Excerpt >>
-- -- --
Commentators may roll their eyes at France's unimpressive 0-2% GDP growth rate in recent years, but there was a time when the country shrank at a quarterly 4%. Small wonder then, that against this backdrop, many French GPs have eyed China's former 10-14% GDP growth rate with envy. However, as Edouard Moinet learned before co-founding Cathay Capital in 2006, expanding into China is far from an easy ride for a European manager.

Moinet was an investment director at Siparex when he met Chinese entrepreneur Mingpo Cai. "One of the Siparex portfolio companies was about to bolt-on a Chinese business and we experienced some challenges in understanding how local managers thought and worked. Mingpo helped us overcome those barriers," he tells unquote".

The experience convinced both Moinet and Cai of the value that lies in bridging that cultural gap. In 2006, Cathay was created on that very premise and has since helped European and Chinese SMEs navigate the opposing markets. Symbolism permeates every aspect of Cathay: the firm splits its investments equally between Europe and China, and entrepreneurs, institutional investors and state backers have each provided an exact third of Cathay's current €1.5bn under management.

Wary of direct forays into China, institutional LPs took a little longer to come on board but Cathay eventually recruited BNP Paribas Cardif, Crédit Agricole and Amundi, among others.

While our peers often have to go through auctions and intermediaries, CEOs and private equity funds come to see us about their Chinese expansion plans" – André Loesekrug-Petri, ACapital

André Loesekrug-Petri, who founded Sino-European investor ACapital in 2012, recalls similar difficulties enlisting institutional LPs in the firm's early days: "When we raised our first fund, they were intellectually interested but preferred to wait and see what our performance was. Meanwhile, we've had LPs coming to see us for our second fund before even going to market."
-- -- --
Data excerpt >>
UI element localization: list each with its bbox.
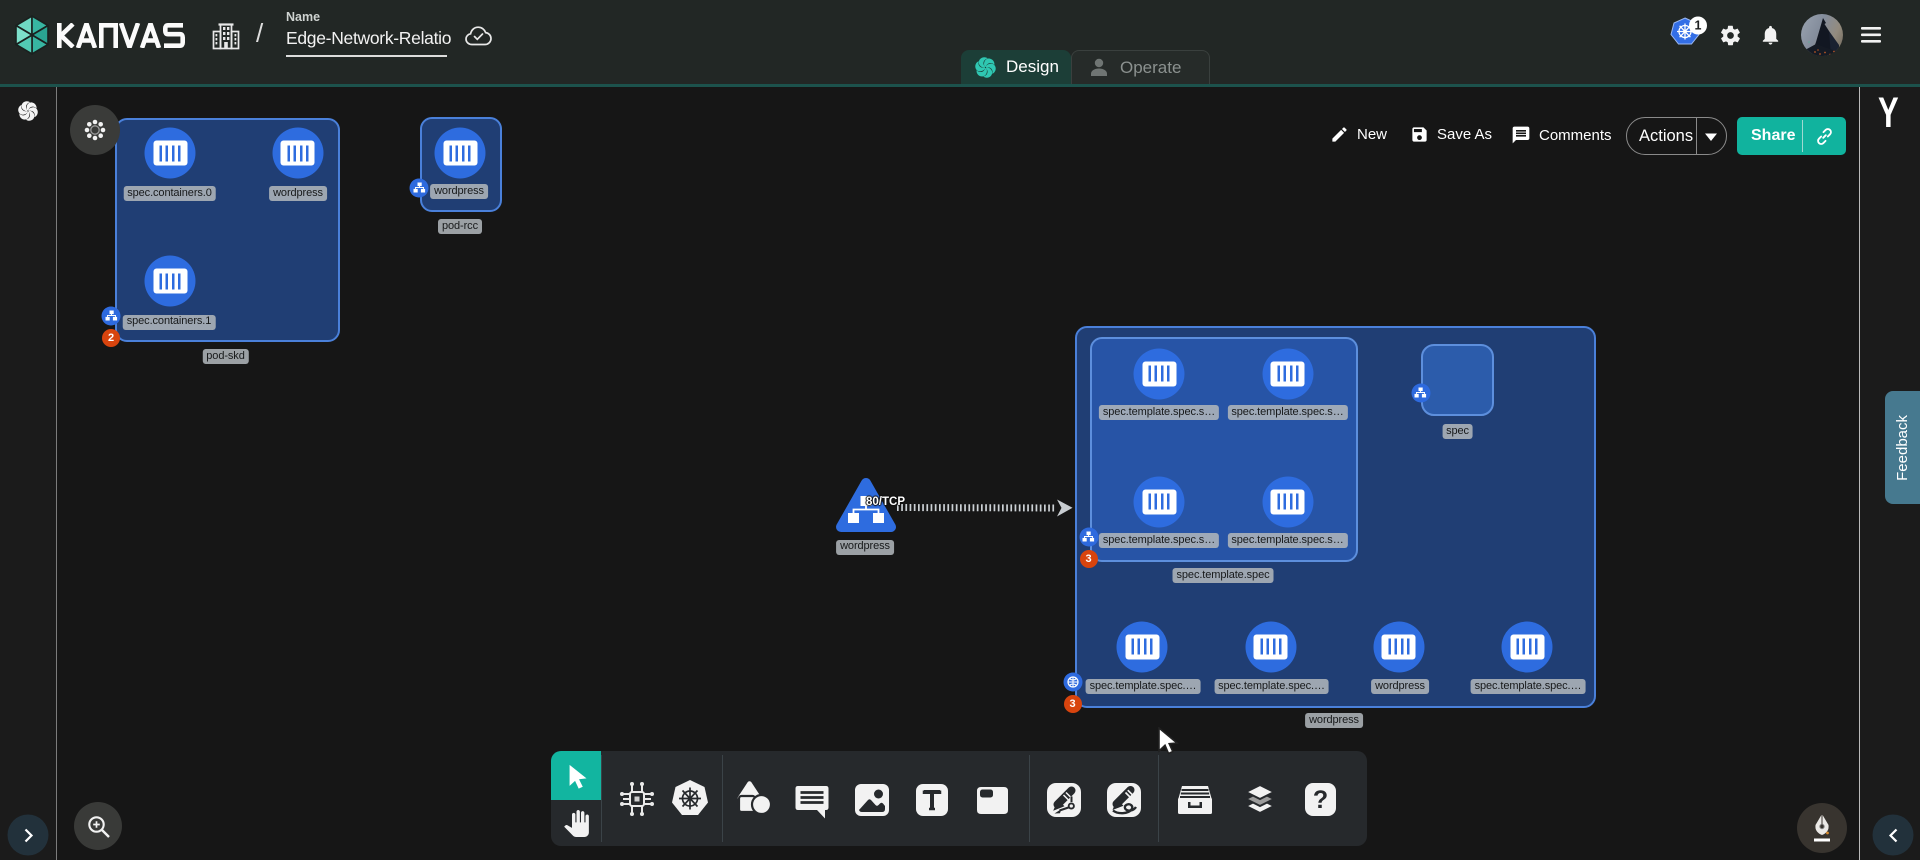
- svg-text:1: 1: [1695, 19, 1702, 33]
- svg-text:?: ?: [1313, 786, 1328, 814]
-- -- --
Exercise brief >> Transcribe the Cathay Capital excerpt word for word. Begin at the words "Wary of direct" and stop after "Amundi, among others.". The data was taken from a different source than the text.

The completed task >>
Wary of direct forays into China, institutional LPs took a little longer to come on board but Cathay eventually recruited BNP Paribas Cardif, Crédit Agricole and Amundi, among others.